+++ PROVIDED ENTRIES
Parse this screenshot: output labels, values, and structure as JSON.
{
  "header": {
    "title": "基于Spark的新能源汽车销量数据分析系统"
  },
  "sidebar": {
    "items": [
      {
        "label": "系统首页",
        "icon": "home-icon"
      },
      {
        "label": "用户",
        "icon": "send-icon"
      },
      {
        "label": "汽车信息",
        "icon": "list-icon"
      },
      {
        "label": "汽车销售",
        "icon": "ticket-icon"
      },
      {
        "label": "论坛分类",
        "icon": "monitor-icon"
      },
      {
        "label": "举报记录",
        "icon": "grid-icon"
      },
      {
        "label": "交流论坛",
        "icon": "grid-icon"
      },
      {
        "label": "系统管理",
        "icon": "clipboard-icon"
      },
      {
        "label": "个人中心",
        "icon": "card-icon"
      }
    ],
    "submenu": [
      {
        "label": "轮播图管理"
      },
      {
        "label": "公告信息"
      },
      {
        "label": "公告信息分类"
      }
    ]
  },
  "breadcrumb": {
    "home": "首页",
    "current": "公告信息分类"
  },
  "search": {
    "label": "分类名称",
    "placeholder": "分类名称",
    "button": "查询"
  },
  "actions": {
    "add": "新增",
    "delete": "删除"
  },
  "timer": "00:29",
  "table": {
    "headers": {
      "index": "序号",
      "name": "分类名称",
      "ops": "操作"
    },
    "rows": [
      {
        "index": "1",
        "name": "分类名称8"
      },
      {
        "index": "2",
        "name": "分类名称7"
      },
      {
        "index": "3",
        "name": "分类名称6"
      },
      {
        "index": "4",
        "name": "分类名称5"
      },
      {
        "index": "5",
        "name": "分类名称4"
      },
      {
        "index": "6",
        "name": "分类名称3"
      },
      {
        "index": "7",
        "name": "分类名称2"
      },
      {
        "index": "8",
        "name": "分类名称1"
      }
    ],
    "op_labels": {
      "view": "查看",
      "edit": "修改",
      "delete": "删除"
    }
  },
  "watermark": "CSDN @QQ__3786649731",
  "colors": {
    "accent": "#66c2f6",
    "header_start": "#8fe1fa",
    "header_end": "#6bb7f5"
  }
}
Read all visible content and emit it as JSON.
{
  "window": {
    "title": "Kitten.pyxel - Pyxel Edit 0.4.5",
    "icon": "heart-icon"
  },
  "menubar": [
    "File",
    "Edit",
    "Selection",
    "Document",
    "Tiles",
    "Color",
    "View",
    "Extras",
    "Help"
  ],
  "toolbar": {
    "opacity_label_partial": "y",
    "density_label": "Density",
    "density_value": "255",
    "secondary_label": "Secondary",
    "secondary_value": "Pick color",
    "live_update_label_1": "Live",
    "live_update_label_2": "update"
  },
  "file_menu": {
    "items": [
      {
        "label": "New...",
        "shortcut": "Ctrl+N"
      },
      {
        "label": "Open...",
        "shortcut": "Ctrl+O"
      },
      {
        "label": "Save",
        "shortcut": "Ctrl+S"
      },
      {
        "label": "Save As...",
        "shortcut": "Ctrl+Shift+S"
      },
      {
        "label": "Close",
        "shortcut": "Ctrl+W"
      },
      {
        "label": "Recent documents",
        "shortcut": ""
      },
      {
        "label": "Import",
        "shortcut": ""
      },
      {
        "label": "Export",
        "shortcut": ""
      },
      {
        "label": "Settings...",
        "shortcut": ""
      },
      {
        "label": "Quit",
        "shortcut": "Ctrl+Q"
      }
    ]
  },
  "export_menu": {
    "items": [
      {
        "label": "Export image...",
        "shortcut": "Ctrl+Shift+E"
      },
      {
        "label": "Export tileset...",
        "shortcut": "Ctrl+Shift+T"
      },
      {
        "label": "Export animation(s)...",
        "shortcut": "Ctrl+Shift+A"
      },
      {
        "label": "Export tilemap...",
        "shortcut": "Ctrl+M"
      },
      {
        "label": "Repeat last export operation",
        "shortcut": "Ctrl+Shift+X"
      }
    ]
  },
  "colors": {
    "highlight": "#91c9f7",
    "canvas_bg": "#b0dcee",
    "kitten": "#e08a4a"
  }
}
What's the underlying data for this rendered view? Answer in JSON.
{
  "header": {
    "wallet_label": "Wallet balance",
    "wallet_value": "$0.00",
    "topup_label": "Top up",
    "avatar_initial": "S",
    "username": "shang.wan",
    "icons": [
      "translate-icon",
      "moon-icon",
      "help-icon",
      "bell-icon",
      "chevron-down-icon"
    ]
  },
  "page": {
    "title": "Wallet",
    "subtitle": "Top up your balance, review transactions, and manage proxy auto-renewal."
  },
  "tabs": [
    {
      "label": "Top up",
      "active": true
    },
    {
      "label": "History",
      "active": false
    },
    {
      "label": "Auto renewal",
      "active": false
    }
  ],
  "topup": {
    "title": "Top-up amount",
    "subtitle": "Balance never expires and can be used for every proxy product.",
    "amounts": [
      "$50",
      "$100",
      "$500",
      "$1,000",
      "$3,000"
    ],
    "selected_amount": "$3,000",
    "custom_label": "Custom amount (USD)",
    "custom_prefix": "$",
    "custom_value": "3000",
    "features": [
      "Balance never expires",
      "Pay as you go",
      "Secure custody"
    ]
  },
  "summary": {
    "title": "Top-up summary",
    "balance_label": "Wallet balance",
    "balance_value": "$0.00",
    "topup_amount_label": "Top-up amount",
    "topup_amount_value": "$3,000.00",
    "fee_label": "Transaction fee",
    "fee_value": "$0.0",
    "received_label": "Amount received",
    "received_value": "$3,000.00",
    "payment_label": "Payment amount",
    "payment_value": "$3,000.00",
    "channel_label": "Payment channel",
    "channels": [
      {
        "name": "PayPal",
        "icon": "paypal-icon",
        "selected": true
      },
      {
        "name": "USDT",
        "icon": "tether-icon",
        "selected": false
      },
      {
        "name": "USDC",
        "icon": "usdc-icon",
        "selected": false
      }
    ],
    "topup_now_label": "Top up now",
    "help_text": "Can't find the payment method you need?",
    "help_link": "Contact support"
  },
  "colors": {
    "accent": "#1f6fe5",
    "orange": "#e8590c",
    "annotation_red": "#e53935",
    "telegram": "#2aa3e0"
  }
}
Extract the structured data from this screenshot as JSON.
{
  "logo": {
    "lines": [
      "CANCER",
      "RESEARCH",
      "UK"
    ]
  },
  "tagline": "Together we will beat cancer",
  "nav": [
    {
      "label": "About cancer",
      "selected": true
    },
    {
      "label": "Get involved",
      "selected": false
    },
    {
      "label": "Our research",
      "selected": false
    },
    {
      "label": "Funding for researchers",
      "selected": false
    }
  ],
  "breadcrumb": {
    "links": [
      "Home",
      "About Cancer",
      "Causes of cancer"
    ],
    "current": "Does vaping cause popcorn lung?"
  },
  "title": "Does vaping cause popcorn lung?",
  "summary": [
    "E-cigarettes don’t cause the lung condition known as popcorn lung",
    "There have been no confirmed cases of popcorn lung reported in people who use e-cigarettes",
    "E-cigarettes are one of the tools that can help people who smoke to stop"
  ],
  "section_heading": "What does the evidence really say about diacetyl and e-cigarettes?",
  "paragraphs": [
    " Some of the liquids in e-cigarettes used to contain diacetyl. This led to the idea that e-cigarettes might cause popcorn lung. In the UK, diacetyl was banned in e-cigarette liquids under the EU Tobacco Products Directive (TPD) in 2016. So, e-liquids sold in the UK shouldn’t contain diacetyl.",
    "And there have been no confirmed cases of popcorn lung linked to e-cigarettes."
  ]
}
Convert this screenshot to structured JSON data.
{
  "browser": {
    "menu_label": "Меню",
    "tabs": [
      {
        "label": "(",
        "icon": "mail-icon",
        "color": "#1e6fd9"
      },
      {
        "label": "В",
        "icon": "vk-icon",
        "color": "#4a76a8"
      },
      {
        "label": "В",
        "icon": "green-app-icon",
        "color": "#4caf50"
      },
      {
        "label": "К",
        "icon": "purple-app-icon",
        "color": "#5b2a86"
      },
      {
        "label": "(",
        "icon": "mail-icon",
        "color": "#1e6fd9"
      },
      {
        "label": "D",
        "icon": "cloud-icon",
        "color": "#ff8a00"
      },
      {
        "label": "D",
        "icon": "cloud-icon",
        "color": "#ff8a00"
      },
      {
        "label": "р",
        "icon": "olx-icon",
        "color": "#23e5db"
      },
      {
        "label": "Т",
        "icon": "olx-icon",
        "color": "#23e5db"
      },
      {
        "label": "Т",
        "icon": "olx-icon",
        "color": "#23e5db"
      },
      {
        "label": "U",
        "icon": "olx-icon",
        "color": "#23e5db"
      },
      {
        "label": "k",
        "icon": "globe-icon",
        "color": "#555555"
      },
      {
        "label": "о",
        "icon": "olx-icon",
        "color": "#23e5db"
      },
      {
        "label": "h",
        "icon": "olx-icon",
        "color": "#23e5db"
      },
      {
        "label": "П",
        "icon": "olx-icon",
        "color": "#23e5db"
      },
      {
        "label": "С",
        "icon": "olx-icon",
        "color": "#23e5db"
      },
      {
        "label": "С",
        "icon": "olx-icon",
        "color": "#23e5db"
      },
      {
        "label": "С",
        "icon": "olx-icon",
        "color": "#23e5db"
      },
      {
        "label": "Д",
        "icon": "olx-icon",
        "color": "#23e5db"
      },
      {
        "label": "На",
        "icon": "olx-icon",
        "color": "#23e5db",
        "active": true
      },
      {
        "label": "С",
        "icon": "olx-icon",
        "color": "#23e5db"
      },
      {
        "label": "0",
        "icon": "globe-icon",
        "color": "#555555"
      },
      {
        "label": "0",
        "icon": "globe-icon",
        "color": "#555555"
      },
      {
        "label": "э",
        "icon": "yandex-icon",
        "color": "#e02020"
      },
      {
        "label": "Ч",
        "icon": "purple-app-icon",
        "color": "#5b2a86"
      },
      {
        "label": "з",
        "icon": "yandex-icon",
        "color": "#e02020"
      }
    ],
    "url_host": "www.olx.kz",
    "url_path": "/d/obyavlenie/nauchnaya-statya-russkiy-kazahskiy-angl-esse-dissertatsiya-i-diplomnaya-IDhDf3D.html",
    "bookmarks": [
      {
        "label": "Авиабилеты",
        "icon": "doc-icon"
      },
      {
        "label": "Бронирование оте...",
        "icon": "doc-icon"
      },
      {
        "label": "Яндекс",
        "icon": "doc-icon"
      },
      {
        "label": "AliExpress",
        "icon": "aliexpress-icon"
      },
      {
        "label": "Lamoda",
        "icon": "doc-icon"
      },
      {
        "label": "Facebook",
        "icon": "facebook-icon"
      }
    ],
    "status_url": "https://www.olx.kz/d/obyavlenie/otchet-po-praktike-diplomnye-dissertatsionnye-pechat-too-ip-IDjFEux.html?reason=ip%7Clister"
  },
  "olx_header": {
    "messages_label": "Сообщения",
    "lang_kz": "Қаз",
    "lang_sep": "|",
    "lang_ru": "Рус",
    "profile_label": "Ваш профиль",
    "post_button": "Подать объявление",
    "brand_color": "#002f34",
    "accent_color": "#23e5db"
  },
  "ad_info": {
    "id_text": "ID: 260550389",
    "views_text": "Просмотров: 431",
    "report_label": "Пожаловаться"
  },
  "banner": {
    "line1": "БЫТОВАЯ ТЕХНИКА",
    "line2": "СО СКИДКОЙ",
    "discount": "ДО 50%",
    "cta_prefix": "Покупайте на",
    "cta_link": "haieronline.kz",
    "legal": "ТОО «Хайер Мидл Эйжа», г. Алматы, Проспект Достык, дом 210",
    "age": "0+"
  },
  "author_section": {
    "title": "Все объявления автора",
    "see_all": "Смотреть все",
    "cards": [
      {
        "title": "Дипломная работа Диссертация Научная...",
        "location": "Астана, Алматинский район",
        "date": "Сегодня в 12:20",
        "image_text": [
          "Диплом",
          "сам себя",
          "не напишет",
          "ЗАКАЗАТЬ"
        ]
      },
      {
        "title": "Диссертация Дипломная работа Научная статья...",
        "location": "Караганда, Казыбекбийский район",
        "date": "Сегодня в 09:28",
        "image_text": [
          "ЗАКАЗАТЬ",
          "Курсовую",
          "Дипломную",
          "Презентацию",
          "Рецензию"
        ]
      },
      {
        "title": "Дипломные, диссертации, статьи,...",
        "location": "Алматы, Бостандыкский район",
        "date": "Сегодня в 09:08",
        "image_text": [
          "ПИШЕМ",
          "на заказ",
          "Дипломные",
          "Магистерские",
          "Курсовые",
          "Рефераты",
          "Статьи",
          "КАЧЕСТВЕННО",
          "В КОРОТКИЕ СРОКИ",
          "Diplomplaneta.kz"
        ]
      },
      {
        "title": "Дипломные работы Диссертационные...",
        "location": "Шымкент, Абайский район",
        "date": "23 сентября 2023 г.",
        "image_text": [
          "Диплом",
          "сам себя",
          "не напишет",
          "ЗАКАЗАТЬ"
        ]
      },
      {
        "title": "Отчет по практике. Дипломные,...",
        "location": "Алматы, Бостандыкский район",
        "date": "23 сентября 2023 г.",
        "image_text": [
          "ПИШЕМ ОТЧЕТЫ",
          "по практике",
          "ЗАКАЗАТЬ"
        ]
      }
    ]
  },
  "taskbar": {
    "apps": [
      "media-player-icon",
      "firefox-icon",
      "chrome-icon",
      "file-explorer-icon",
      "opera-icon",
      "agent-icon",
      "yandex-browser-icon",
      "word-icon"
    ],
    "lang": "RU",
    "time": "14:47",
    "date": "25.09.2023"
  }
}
++++++
§ WORK REQUIRED
Take every line from the records above that has the word "Дипломная" and copy it.

§ COMPLETE OUTPUT
        "title": "Дипломная работа Диссертация Научная...",
        "title": "Диссертация Дипломная работа Научная статья...",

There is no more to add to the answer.